Element and region listings
* * * * * * * * *
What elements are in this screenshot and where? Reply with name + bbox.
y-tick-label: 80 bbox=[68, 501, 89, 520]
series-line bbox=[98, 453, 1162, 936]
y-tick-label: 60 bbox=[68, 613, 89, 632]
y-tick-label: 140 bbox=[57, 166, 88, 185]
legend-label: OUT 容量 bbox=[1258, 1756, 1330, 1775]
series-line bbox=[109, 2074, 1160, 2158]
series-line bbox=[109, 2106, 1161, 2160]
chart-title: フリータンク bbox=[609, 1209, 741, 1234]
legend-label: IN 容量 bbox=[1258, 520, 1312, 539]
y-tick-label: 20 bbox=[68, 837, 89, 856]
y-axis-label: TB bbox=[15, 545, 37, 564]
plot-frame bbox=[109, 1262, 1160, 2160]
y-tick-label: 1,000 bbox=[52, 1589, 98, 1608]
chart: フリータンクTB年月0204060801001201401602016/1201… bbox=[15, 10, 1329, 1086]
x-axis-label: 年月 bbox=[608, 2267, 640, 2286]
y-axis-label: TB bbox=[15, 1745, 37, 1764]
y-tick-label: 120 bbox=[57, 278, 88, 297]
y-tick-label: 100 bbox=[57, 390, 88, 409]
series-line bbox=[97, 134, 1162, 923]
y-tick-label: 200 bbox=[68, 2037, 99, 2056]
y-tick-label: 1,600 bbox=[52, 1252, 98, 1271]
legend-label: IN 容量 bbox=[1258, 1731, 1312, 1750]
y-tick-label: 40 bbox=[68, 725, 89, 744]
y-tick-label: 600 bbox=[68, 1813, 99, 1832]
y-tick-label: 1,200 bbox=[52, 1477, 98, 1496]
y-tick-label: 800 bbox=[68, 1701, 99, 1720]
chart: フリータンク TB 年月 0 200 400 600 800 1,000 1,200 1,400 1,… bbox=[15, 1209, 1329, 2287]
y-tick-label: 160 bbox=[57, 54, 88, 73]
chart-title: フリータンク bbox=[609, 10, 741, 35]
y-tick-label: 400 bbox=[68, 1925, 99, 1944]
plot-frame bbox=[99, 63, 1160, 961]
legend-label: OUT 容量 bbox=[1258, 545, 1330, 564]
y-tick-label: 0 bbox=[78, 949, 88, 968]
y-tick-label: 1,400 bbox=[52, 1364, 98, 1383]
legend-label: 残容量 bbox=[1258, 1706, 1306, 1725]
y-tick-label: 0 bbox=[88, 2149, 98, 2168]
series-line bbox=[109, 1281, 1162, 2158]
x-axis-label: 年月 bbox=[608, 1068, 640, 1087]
* * * * * * * * *
__AIM OF THE TASK__
Extract every line of the material above that contains the string "plot".

__SOLUTION__
plot-frame bbox=[109, 1262, 1160, 2160]
plot-frame bbox=[99, 63, 1160, 961]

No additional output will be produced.